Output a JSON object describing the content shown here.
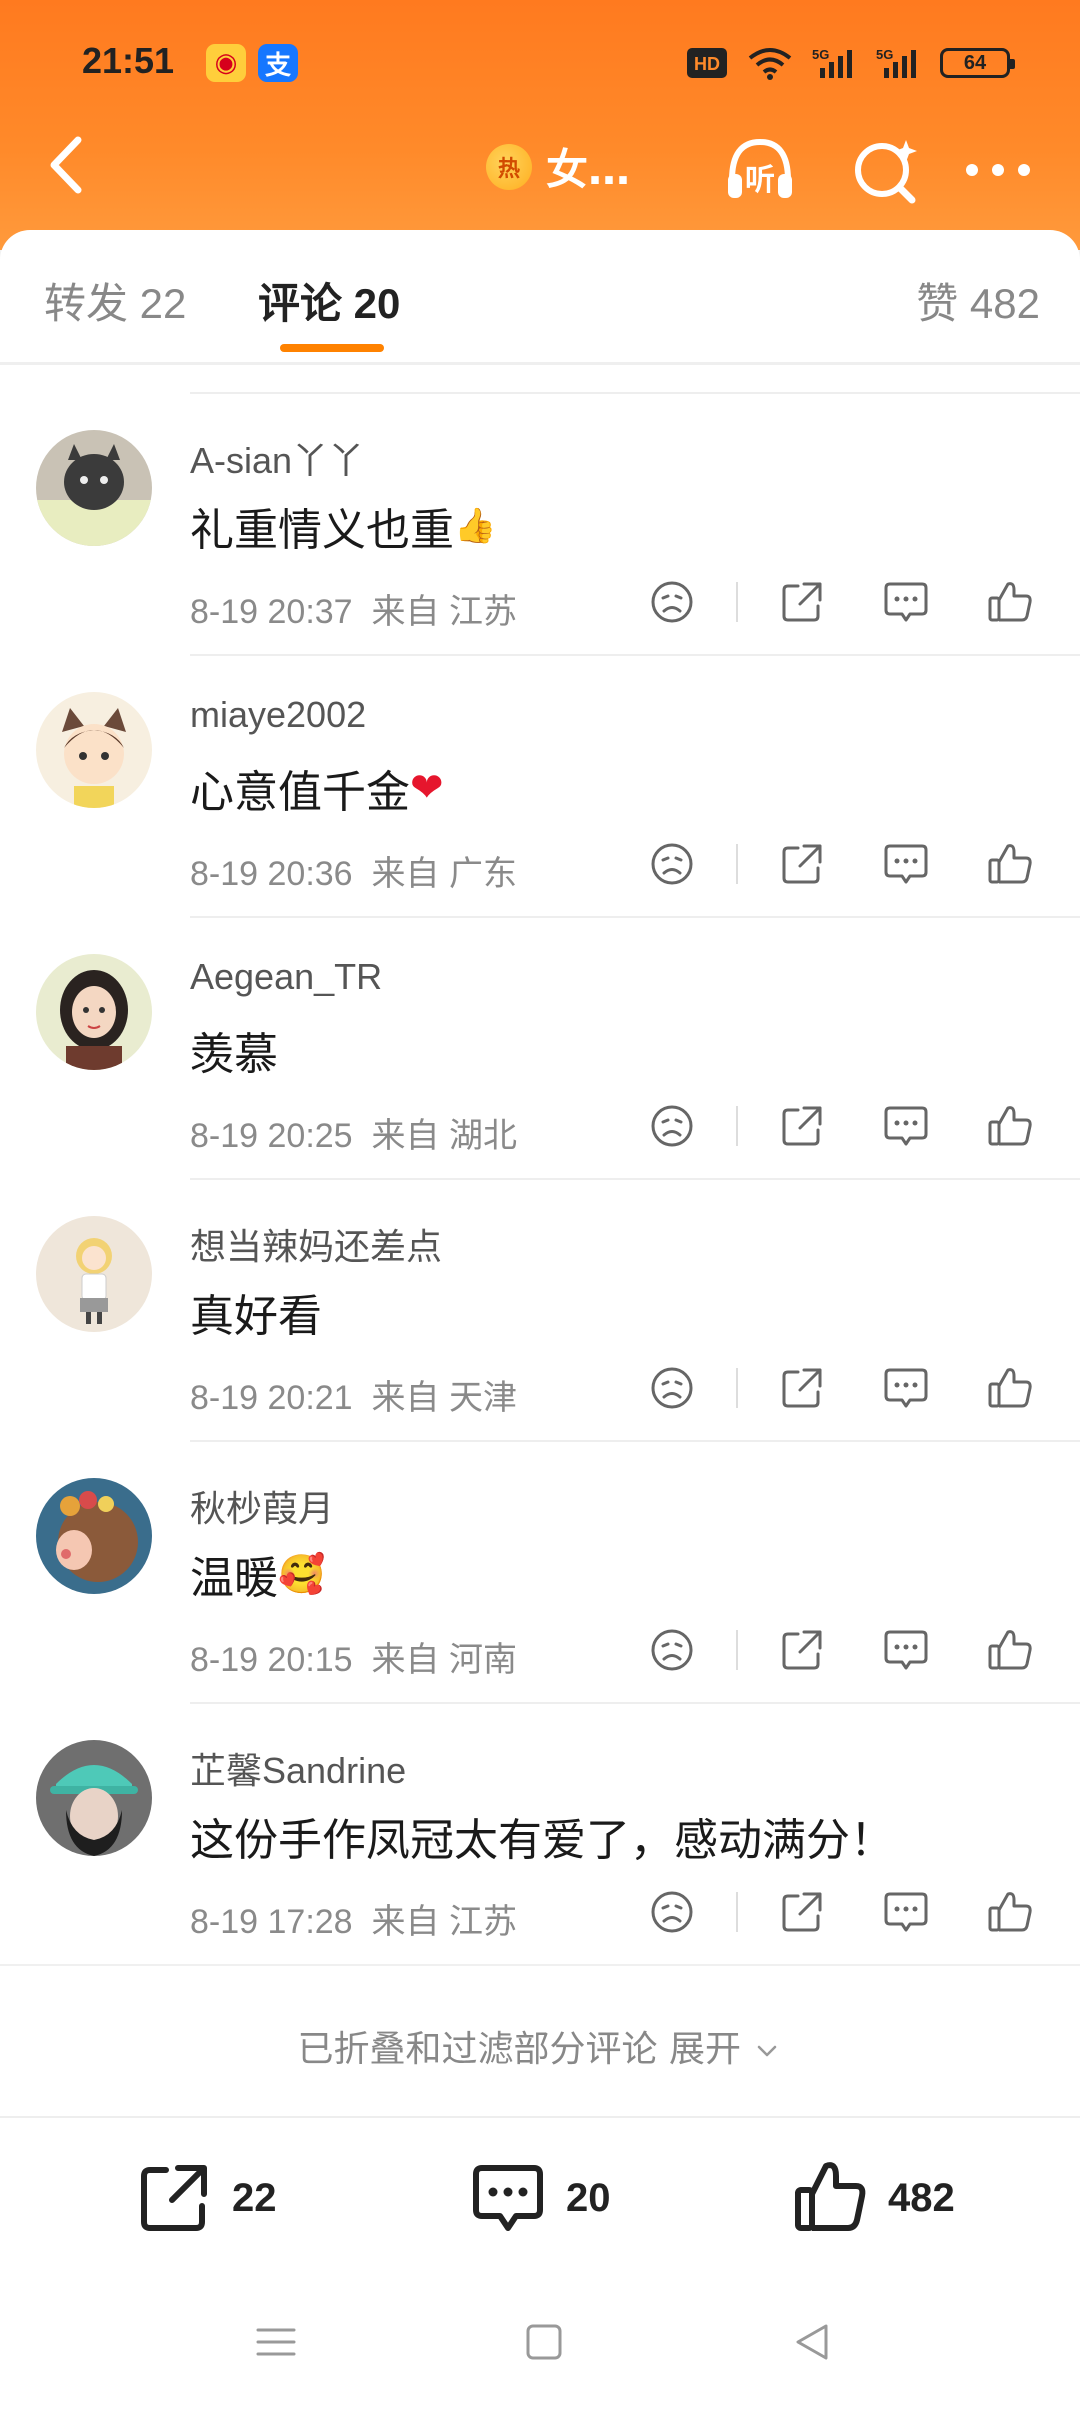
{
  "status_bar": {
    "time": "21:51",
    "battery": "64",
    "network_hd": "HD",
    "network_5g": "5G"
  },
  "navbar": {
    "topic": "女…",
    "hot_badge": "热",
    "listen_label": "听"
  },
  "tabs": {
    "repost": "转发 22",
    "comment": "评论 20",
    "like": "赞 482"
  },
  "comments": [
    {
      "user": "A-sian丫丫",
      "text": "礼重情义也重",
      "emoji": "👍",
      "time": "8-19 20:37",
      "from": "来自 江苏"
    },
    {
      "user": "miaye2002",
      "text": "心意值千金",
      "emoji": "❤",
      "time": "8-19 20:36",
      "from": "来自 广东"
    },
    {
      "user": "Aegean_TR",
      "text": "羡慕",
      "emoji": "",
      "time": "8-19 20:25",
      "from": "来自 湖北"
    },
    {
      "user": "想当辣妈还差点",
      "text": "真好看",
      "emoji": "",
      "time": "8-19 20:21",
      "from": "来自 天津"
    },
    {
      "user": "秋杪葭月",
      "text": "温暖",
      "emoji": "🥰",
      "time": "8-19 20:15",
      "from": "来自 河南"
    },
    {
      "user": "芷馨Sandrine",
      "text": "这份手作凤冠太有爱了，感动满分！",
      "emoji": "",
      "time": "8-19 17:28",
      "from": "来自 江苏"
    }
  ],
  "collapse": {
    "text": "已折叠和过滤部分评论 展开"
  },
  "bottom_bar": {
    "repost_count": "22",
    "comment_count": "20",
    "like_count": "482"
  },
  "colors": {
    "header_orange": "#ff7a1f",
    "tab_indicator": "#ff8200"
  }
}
◇ ◇ ◇ ◇ ◇ ◇ ◇
Exercise prompt →
Reproduce each line word for word and drop the pictures.

Correct result →
Output a JSON object describing the content shown here.
{
  "status_bar": {
    "time": "21:51",
    "battery": "64",
    "network_hd": "HD",
    "network_5g": "5G"
  },
  "navbar": {
    "topic": "女…",
    "hot_badge": "热",
    "listen_label": "听"
  },
  "tabs": {
    "repost": "转发 22",
    "comment": "评论 20",
    "like": "赞 482"
  },
  "comments": [
    {
      "user": "A-sian丫丫",
      "text": "礼重情义也重",
      "emoji": "👍",
      "time": "8-19 20:37",
      "from": "来自 江苏"
    },
    {
      "user": "miaye2002",
      "text": "心意值千金",
      "emoji": "❤",
      "time": "8-19 20:36",
      "from": "来自 广东"
    },
    {
      "user": "Aegean_TR",
      "text": "羡慕",
      "emoji": "",
      "time": "8-19 20:25",
      "from": "来自 湖北"
    },
    {
      "user": "想当辣妈还差点",
      "text": "真好看",
      "emoji": "",
      "time": "8-19 20:21",
      "from": "来自 天津"
    },
    {
      "user": "秋杪葭月",
      "text": "温暖",
      "emoji": "🥰",
      "time": "8-19 20:15",
      "from": "来自 河南"
    },
    {
      "user": "芷馨Sandrine",
      "text": "这份手作凤冠太有爱了，感动满分！",
      "emoji": "",
      "time": "8-19 17:28",
      "from": "来自 江苏"
    }
  ],
  "collapse": {
    "text": "已折叠和过滤部分评论 展开"
  },
  "bottom_bar": {
    "repost_count": "22",
    "comment_count": "20",
    "like_count": "482"
  },
  "colors": {
    "header_orange": "#ff7a1f",
    "tab_indicator": "#ff8200"
  }
}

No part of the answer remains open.